• [WORK TO COMPLETE]:
Only the number is wanted: how many lines in the data contain "xlabel"?

• [INFORMATION GIVEN]:
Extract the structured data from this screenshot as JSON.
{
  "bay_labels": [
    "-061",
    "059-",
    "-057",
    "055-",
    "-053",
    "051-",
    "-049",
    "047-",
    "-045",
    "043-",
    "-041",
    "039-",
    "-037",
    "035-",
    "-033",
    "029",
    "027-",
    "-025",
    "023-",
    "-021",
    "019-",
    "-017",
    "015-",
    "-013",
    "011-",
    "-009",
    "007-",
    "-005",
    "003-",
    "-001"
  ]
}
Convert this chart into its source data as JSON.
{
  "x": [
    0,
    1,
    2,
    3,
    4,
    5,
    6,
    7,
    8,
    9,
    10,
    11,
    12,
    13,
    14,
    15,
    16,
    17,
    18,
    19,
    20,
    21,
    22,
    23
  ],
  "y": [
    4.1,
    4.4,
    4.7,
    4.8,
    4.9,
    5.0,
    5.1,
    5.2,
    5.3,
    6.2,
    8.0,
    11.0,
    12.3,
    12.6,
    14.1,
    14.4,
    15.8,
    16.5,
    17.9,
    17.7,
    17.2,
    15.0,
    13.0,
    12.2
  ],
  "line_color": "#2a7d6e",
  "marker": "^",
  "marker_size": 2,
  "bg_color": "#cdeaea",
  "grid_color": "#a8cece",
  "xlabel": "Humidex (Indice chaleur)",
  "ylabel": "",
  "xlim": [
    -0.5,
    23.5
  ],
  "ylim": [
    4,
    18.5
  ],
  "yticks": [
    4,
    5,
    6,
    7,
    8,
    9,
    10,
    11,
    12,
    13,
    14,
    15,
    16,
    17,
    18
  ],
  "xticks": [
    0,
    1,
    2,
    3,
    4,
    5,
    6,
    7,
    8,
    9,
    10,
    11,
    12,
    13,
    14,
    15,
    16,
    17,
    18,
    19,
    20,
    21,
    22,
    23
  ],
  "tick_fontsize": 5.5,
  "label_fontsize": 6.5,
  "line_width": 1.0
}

==

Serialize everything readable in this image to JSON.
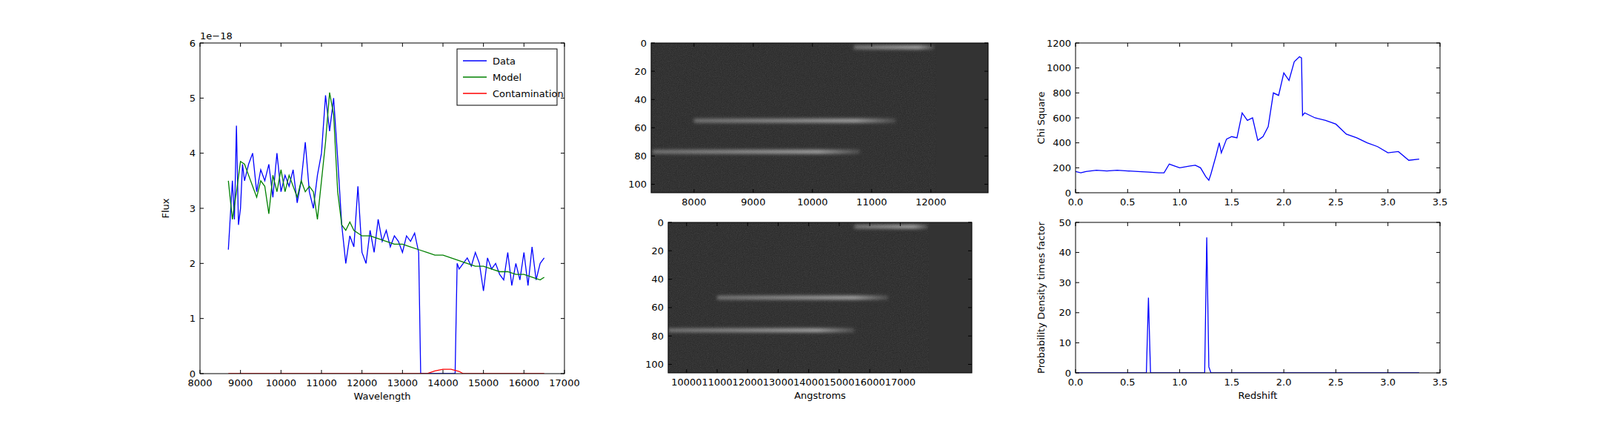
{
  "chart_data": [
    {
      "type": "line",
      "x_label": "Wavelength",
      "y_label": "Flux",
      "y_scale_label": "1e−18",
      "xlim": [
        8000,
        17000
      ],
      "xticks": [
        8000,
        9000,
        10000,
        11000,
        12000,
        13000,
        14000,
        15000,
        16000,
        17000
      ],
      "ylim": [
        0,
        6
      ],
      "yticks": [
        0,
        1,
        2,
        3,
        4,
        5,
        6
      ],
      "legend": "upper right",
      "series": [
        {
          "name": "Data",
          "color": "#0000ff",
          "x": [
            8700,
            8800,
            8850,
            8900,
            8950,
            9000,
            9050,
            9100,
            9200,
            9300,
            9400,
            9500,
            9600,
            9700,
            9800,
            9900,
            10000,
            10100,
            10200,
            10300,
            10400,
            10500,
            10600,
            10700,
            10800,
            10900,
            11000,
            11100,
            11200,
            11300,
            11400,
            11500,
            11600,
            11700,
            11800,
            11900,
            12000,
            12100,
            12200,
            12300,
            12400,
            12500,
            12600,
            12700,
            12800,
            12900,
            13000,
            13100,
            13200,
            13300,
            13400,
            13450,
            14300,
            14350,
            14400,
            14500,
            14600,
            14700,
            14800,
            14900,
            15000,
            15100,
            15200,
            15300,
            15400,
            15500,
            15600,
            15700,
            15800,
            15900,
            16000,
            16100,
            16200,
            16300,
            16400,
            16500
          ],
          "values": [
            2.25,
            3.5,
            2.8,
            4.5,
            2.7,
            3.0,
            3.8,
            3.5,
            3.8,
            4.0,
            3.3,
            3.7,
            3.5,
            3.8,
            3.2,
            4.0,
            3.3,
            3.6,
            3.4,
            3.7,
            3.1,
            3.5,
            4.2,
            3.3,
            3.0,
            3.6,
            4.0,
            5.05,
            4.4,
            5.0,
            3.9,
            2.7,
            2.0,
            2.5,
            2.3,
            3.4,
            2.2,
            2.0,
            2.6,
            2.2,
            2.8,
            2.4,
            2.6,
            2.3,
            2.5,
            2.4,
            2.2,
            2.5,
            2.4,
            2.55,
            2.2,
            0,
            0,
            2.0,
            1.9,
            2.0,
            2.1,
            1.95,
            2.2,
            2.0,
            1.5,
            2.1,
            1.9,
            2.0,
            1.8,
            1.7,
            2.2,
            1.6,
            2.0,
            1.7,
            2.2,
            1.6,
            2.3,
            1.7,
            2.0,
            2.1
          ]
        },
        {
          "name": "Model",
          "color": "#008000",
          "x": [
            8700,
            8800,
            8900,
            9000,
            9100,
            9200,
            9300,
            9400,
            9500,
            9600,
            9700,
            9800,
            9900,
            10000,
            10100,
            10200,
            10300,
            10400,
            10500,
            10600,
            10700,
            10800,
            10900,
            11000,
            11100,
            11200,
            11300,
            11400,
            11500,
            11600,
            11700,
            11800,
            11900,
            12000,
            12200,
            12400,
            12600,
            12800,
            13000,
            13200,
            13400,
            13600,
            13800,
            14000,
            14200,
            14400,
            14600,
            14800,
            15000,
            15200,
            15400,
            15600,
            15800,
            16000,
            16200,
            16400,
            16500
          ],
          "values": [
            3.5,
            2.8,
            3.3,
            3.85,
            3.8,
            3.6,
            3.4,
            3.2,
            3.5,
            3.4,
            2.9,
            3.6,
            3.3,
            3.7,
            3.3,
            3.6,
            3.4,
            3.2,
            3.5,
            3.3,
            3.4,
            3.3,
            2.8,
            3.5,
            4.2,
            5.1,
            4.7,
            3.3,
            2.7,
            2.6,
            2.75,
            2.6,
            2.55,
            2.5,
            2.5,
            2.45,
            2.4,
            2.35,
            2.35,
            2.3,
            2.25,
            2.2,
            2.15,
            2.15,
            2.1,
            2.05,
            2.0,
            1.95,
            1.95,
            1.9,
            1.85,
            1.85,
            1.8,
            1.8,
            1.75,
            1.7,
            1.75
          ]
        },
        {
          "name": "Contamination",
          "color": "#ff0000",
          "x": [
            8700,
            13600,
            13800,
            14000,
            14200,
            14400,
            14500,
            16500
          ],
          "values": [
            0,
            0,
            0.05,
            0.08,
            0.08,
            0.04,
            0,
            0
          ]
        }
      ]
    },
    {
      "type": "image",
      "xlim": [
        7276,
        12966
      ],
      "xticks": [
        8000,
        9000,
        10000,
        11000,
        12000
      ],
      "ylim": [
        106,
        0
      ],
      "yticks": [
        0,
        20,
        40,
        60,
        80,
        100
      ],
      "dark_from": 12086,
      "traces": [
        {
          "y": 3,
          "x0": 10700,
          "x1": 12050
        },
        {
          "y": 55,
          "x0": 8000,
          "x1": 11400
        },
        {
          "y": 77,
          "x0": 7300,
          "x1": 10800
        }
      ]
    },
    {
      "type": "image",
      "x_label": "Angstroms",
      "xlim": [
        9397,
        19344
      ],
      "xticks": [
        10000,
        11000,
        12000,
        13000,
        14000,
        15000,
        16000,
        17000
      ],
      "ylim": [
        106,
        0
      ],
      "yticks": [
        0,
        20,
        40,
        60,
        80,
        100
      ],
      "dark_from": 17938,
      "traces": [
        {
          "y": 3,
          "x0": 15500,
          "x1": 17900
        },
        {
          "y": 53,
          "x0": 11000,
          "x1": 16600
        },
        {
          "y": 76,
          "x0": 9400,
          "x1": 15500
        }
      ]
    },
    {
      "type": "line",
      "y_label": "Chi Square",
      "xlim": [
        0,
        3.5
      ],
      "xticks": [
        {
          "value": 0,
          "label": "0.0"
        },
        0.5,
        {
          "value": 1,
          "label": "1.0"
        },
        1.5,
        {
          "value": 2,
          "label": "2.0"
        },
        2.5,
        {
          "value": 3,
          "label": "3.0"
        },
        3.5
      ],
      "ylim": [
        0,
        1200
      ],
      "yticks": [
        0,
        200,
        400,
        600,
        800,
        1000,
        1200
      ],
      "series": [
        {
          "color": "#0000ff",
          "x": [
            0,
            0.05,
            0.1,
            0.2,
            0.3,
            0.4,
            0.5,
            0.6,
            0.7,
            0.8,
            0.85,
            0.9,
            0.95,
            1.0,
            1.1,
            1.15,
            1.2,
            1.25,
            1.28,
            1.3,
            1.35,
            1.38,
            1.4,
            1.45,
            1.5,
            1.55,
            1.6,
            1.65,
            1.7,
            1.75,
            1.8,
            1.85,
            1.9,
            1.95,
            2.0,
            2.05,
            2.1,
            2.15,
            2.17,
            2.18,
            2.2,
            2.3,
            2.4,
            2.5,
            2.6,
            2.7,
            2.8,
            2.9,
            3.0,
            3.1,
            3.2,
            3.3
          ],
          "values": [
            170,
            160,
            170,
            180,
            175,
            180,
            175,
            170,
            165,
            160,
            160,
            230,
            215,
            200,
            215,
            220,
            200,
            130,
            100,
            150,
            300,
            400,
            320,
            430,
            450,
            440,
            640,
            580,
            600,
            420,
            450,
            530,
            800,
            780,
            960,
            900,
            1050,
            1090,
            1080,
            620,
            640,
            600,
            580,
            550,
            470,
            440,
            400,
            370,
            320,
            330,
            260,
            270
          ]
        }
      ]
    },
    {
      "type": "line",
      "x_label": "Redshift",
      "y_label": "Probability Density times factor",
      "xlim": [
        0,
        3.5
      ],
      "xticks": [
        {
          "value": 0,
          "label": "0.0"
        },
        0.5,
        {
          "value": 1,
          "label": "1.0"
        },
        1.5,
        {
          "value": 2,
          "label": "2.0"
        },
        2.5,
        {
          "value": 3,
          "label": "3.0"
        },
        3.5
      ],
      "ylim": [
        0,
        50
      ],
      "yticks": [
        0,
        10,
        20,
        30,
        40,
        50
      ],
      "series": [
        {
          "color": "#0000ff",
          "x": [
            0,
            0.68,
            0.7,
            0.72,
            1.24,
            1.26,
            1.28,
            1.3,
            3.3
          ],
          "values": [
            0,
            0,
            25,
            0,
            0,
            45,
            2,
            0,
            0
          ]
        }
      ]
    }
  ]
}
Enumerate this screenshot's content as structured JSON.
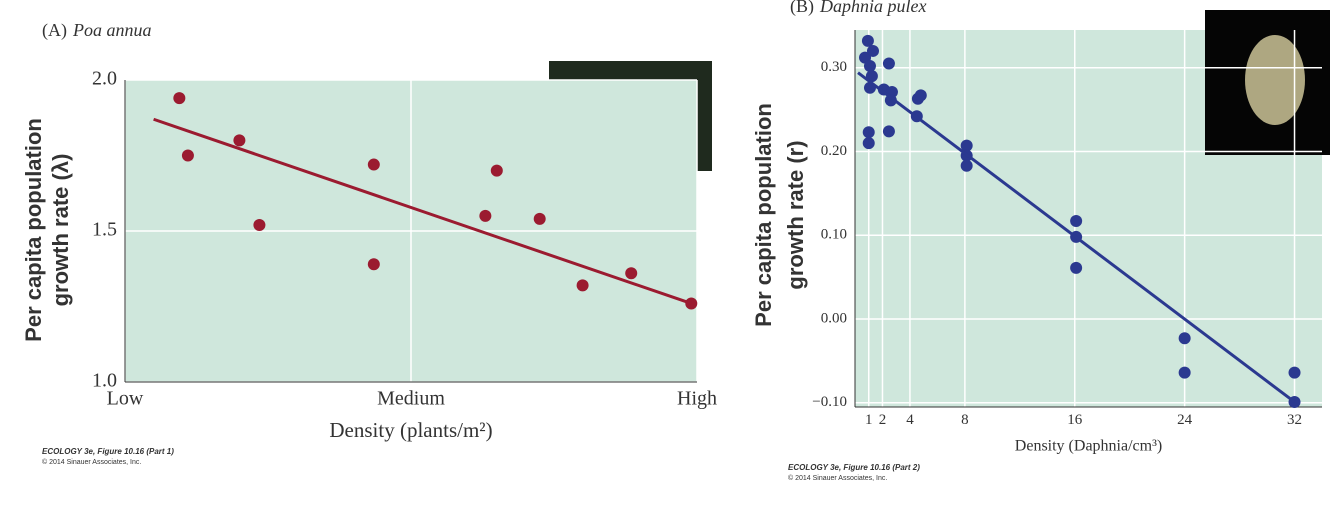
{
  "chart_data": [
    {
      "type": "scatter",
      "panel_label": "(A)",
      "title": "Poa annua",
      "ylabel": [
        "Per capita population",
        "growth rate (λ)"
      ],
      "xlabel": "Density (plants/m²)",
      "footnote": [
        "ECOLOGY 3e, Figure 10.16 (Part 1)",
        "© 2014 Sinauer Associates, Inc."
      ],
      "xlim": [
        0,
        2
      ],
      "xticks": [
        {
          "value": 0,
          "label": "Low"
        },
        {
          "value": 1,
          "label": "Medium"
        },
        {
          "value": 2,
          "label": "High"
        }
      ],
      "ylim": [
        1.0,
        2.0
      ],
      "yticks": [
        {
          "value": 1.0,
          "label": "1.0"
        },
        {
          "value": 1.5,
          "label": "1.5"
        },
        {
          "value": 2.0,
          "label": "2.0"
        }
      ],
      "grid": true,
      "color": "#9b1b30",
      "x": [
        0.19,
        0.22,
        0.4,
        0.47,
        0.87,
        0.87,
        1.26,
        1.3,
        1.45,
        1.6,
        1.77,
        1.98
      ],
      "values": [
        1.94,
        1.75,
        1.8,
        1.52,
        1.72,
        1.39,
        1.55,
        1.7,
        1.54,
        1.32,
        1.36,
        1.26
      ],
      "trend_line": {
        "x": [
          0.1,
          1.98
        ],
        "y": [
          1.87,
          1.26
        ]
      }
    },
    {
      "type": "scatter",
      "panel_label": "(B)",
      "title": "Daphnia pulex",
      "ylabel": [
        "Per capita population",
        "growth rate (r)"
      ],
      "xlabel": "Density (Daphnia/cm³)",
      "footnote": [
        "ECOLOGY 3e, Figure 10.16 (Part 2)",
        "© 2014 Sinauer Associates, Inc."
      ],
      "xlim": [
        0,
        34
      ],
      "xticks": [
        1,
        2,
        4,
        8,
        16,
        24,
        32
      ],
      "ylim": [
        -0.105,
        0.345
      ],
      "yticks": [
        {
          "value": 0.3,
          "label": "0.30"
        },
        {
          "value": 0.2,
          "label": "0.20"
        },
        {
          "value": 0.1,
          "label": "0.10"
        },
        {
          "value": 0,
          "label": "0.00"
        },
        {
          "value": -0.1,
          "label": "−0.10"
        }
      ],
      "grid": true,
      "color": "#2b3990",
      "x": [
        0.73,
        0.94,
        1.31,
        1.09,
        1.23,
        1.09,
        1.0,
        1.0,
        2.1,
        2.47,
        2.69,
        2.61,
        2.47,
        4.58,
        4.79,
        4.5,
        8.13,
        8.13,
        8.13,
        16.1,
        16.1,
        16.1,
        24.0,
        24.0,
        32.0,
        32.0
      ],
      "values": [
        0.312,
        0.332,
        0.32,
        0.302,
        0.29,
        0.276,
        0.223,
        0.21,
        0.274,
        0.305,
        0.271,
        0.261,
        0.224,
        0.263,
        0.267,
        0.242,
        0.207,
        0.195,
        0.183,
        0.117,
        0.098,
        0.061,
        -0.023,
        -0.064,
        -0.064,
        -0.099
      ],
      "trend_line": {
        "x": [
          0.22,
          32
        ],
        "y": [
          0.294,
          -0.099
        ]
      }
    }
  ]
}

==

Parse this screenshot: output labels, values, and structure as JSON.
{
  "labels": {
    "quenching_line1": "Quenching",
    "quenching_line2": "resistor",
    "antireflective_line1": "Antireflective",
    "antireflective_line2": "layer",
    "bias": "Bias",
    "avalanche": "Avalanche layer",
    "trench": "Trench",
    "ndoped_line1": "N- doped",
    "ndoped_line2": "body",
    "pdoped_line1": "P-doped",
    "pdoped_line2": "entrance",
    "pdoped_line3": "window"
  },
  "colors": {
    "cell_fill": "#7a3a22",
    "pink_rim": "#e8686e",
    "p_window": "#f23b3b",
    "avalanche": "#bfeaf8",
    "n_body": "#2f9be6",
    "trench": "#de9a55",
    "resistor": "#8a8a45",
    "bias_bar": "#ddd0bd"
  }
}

• [REPLY]:
3